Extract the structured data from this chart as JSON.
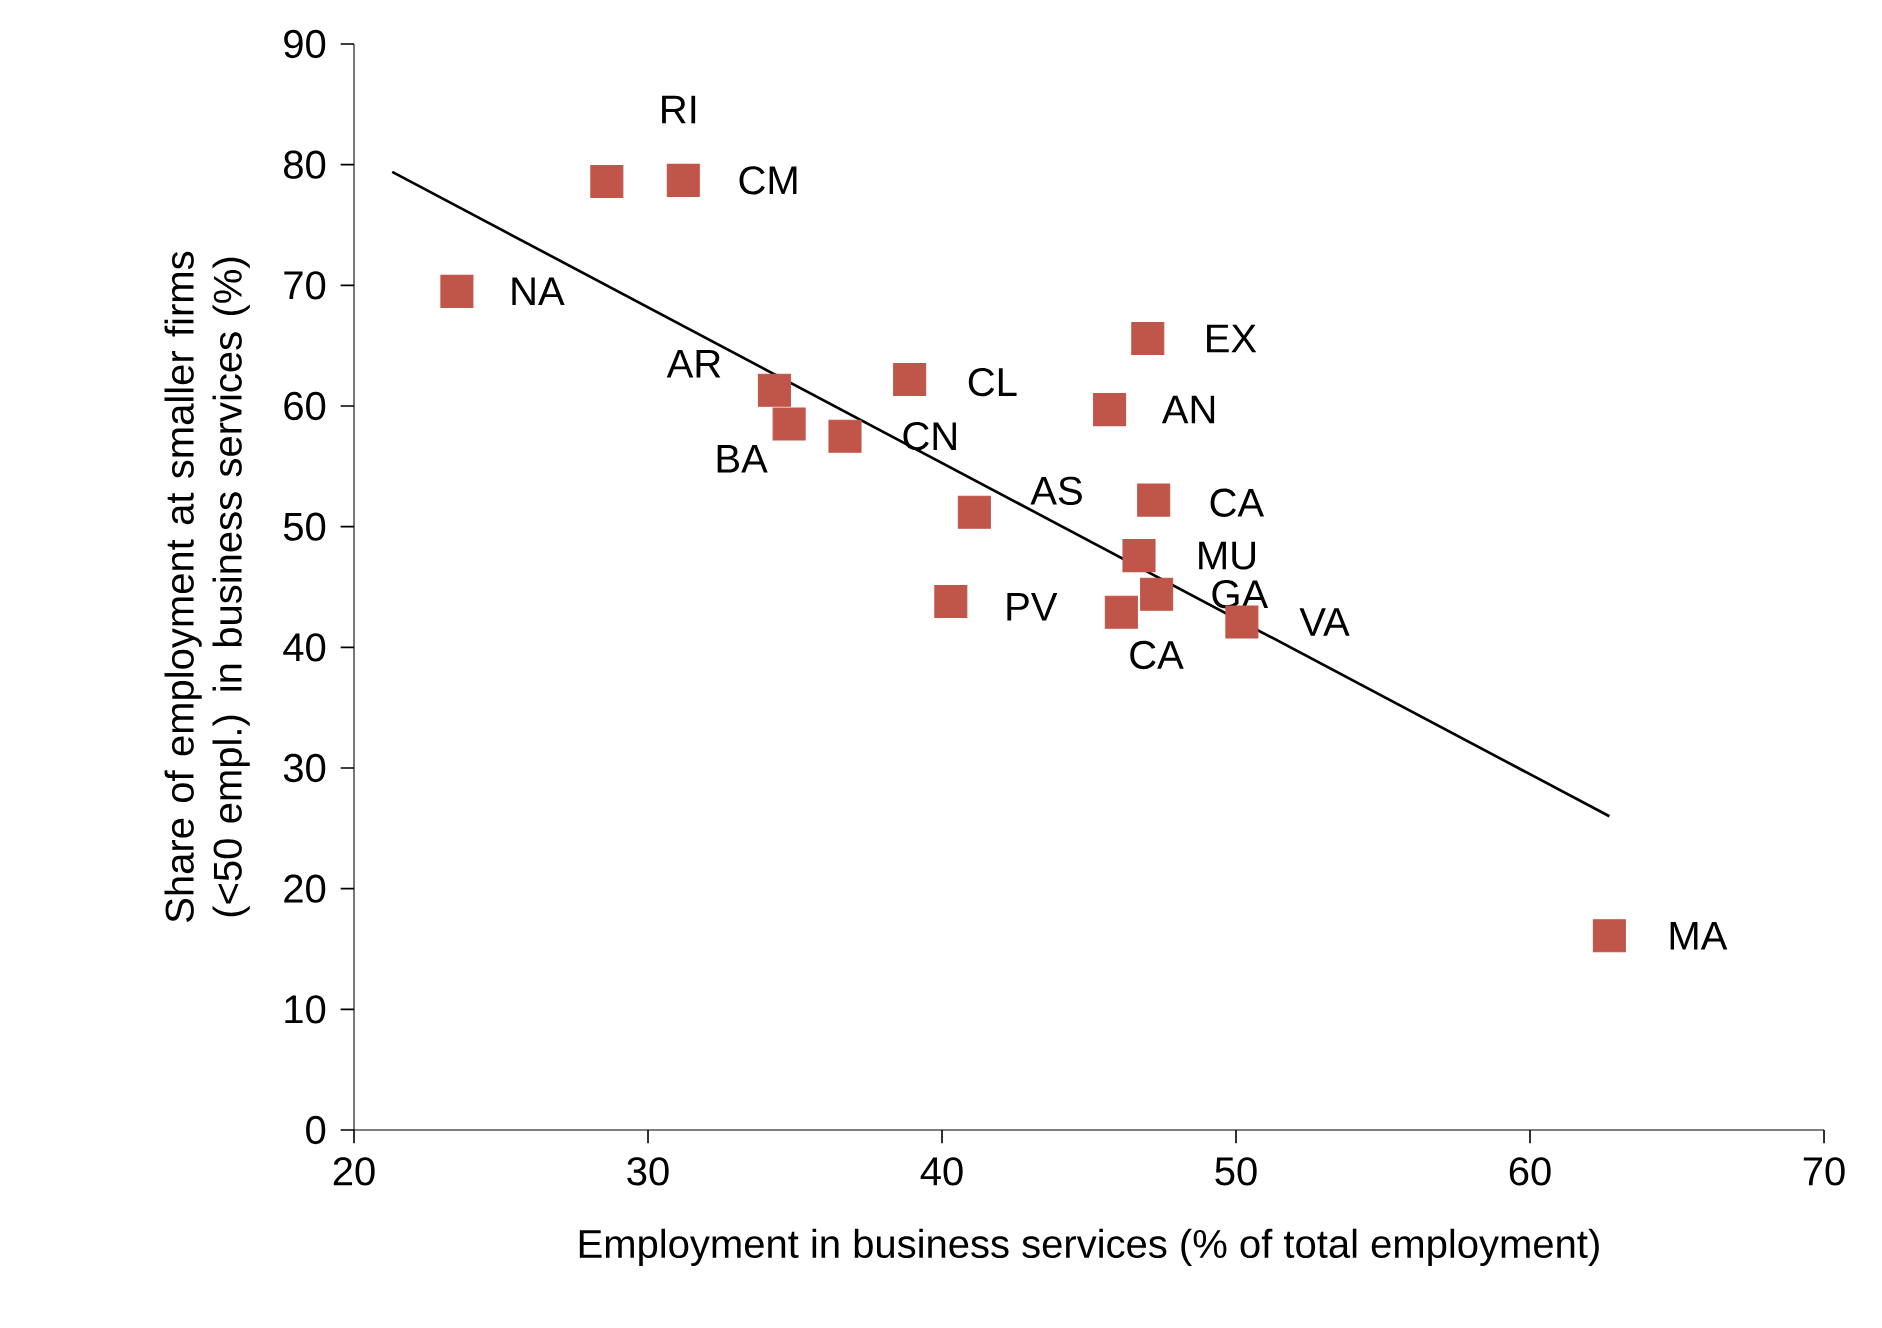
{
  "chart_data": {
    "type": "scatter",
    "xlabel": "Employment in business services (% of total employment)",
    "ylabel": "Share of employment at smaller firms  (<50 empl.) in business services (%)",
    "xlim": [
      20,
      70
    ],
    "xticks": [
      20,
      30,
      40,
      50,
      60,
      70
    ],
    "ylim": [
      0,
      90
    ],
    "yticks": [
      0,
      10,
      20,
      30,
      40,
      50,
      60,
      70,
      80,
      90
    ],
    "grid": false,
    "series": [
      {
        "color": "#c0564a",
        "marker": "square",
        "x": [
          23.5,
          28.6,
          31.2,
          34.3,
          34.8,
          36.7,
          38.9,
          41.1,
          40.3,
          45.7,
          47.0,
          47.2,
          46.7,
          47.3,
          46.1,
          50.2,
          62.7
        ],
        "values": [
          69.5,
          78.6,
          78.7,
          61.3,
          58.5,
          57.5,
          62.2,
          51.2,
          43.8,
          59.7,
          65.6,
          52.2,
          47.6,
          44.4,
          42.9,
          42.1,
          16.1
        ]
      },
      {
        "type": "line",
        "color": "#000000",
        "x": [
          21.3,
          62.7
        ],
        "values": [
          79.4,
          26.0
        ]
      }
    ],
    "annotations": [
      {
        "text": "RI",
        "x": 28.6,
        "y": 78.6
      },
      {
        "text": "CM",
        "x": 31.2,
        "y": 78.7
      },
      {
        "text": "NA",
        "x": 23.5,
        "y": 69.5
      },
      {
        "text": "AR",
        "x": 34.3,
        "y": 61.3
      },
      {
        "text": "BA",
        "x": 34.8,
        "y": 58.5
      },
      {
        "text": "CN",
        "x": 36.7,
        "y": 57.5
      },
      {
        "text": "CL",
        "x": 38.9,
        "y": 62.2
      },
      {
        "text": "AS",
        "x": 41.1,
        "y": 51.2
      },
      {
        "text": "PV",
        "x": 40.3,
        "y": 43.8
      },
      {
        "text": "AN",
        "x": 45.7,
        "y": 59.7
      },
      {
        "text": "EX",
        "x": 47.0,
        "y": 65.6
      },
      {
        "text": "CA",
        "x": 47.2,
        "y": 52.2
      },
      {
        "text": "MU",
        "x": 46.7,
        "y": 47.6
      },
      {
        "text": "GA",
        "x": 47.3,
        "y": 44.4
      },
      {
        "text": "CA",
        "x": 46.1,
        "y": 42.9
      },
      {
        "text": "VA",
        "x": 50.2,
        "y": 42.1
      },
      {
        "text": "MA",
        "x": 62.7,
        "y": 16.1
      }
    ]
  }
}
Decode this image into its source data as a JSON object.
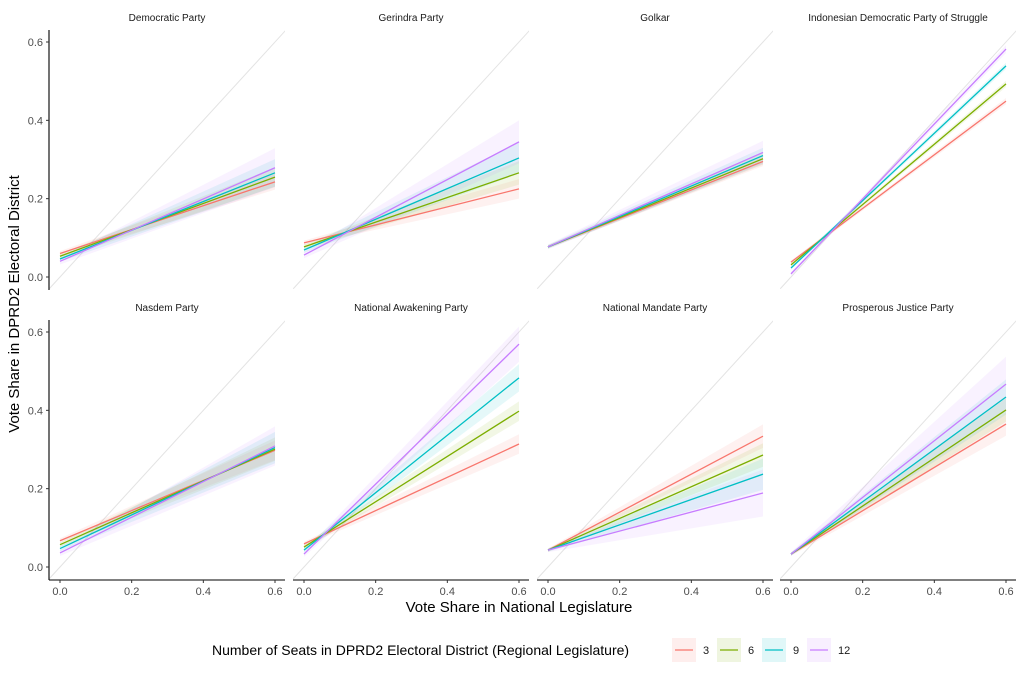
{
  "chart_data": {
    "type": "line",
    "xlabel": "Vote Share in National Legislature",
    "ylabel": "Vote Share in DPRD2 Electoral District",
    "xlim": [
      -0.03,
      0.63
    ],
    "ylim": [
      -0.03,
      0.63
    ],
    "x_ticks": [
      "0.0",
      "0.2",
      "0.4",
      "0.6"
    ],
    "y_ticks": [
      "0.0",
      "0.2",
      "0.4",
      "0.6"
    ],
    "x_tick_values": [
      0,
      0.2,
      0.4,
      0.6
    ],
    "y_tick_values": [
      0,
      0.2,
      0.4,
      0.6
    ],
    "reference_line": "y = x",
    "grid": false,
    "legend": {
      "title": "Number of Seats in DPRD2 Electoral District (Regional Legislature)",
      "position": "bottom",
      "entries": [
        {
          "label": "3",
          "color": "#F8766D"
        },
        {
          "label": "6",
          "color": "#7CAE00"
        },
        {
          "label": "9",
          "color": "#00BFC4"
        },
        {
          "label": "12",
          "color": "#C77CFF"
        }
      ]
    },
    "x": [
      0,
      0.6
    ],
    "panels": [
      {
        "title": "Democratic Party",
        "series": [
          {
            "name": "3",
            "values": [
              0.06,
              0.243
            ],
            "ci_halfwidth": [
              0.006,
              0.02
            ]
          },
          {
            "name": "6",
            "values": [
              0.053,
              0.255
            ],
            "ci_halfwidth": [
              0.006,
              0.025
            ]
          },
          {
            "name": "9",
            "values": [
              0.046,
              0.266
            ],
            "ci_halfwidth": [
              0.007,
              0.035
            ]
          },
          {
            "name": "12",
            "values": [
              0.04,
              0.279
            ],
            "ci_halfwidth": [
              0.008,
              0.05
            ]
          }
        ]
      },
      {
        "title": "Gerindra Party",
        "series": [
          {
            "name": "3",
            "values": [
              0.087,
              0.225
            ],
            "ci_halfwidth": [
              0.006,
              0.025
            ]
          },
          {
            "name": "6",
            "values": [
              0.077,
              0.266
            ],
            "ci_halfwidth": [
              0.006,
              0.03
            ]
          },
          {
            "name": "9",
            "values": [
              0.069,
              0.304
            ],
            "ci_halfwidth": [
              0.007,
              0.04
            ]
          },
          {
            "name": "12",
            "values": [
              0.056,
              0.345
            ],
            "ci_halfwidth": [
              0.008,
              0.055
            ]
          }
        ]
      },
      {
        "title": "Golkar",
        "series": [
          {
            "name": "3",
            "values": [
              0.077,
              0.295
            ],
            "ci_halfwidth": [
              0.004,
              0.012
            ]
          },
          {
            "name": "6",
            "values": [
              0.077,
              0.302
            ],
            "ci_halfwidth": [
              0.004,
              0.015
            ]
          },
          {
            "name": "9",
            "values": [
              0.077,
              0.31
            ],
            "ci_halfwidth": [
              0.005,
              0.02
            ]
          },
          {
            "name": "12",
            "values": [
              0.077,
              0.318
            ],
            "ci_halfwidth": [
              0.006,
              0.03
            ]
          }
        ]
      },
      {
        "title": "Indonesian Democratic Party of Struggle",
        "series": [
          {
            "name": "3",
            "values": [
              0.038,
              0.449
            ],
            "ci_halfwidth": [
              0.004,
              0.008
            ]
          },
          {
            "name": "6",
            "values": [
              0.031,
              0.493
            ],
            "ci_halfwidth": [
              0.004,
              0.008
            ]
          },
          {
            "name": "9",
            "values": [
              0.023,
              0.539
            ],
            "ci_halfwidth": [
              0.004,
              0.008
            ]
          },
          {
            "name": "12",
            "values": [
              0.008,
              0.582
            ],
            "ci_halfwidth": [
              0.005,
              0.01
            ]
          }
        ]
      },
      {
        "title": "Nasdem Party",
        "series": [
          {
            "name": "3",
            "values": [
              0.067,
              0.298
            ],
            "ci_halfwidth": [
              0.006,
              0.025
            ]
          },
          {
            "name": "6",
            "values": [
              0.057,
              0.301
            ],
            "ci_halfwidth": [
              0.006,
              0.03
            ]
          },
          {
            "name": "9",
            "values": [
              0.047,
              0.305
            ],
            "ci_halfwidth": [
              0.007,
              0.04
            ]
          },
          {
            "name": "12",
            "values": [
              0.036,
              0.309
            ],
            "ci_halfwidth": [
              0.008,
              0.05
            ]
          }
        ]
      },
      {
        "title": "National Awakening Party",
        "series": [
          {
            "name": "3",
            "values": [
              0.059,
              0.314
            ],
            "ci_halfwidth": [
              0.005,
              0.025
            ]
          },
          {
            "name": "6",
            "values": [
              0.051,
              0.398
            ],
            "ci_halfwidth": [
              0.005,
              0.025
            ]
          },
          {
            "name": "9",
            "values": [
              0.043,
              0.483
            ],
            "ci_halfwidth": [
              0.006,
              0.035
            ]
          },
          {
            "name": "12",
            "values": [
              0.033,
              0.569
            ],
            "ci_halfwidth": [
              0.007,
              0.045
            ]
          }
        ]
      },
      {
        "title": "National Mandate Party",
        "series": [
          {
            "name": "3",
            "values": [
              0.043,
              0.334
            ],
            "ci_halfwidth": [
              0.004,
              0.03
            ]
          },
          {
            "name": "6",
            "values": [
              0.043,
              0.286
            ],
            "ci_halfwidth": [
              0.004,
              0.03
            ]
          },
          {
            "name": "9",
            "values": [
              0.043,
              0.237
            ],
            "ci_halfwidth": [
              0.004,
              0.04
            ]
          },
          {
            "name": "12",
            "values": [
              0.043,
              0.189
            ],
            "ci_halfwidth": [
              0.005,
              0.06
            ]
          }
        ]
      },
      {
        "title": "Prosperous Justice Party",
        "series": [
          {
            "name": "3",
            "values": [
              0.033,
              0.365
            ],
            "ci_halfwidth": [
              0.004,
              0.03
            ]
          },
          {
            "name": "6",
            "values": [
              0.033,
              0.401
            ],
            "ci_halfwidth": [
              0.004,
              0.03
            ]
          },
          {
            "name": "9",
            "values": [
              0.033,
              0.434
            ],
            "ci_halfwidth": [
              0.004,
              0.045
            ]
          },
          {
            "name": "12",
            "values": [
              0.033,
              0.467
            ],
            "ci_halfwidth": [
              0.005,
              0.07
            ]
          }
        ]
      }
    ]
  }
}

---

● **Task to complete**: Copy all lines from the material that hold "services".

● **Response**:
    "xlabel": "Employment in business services (% of total employment)",
    "ylabel": "Share of employment at smaller firms  (<50 empl.) in business services (%)",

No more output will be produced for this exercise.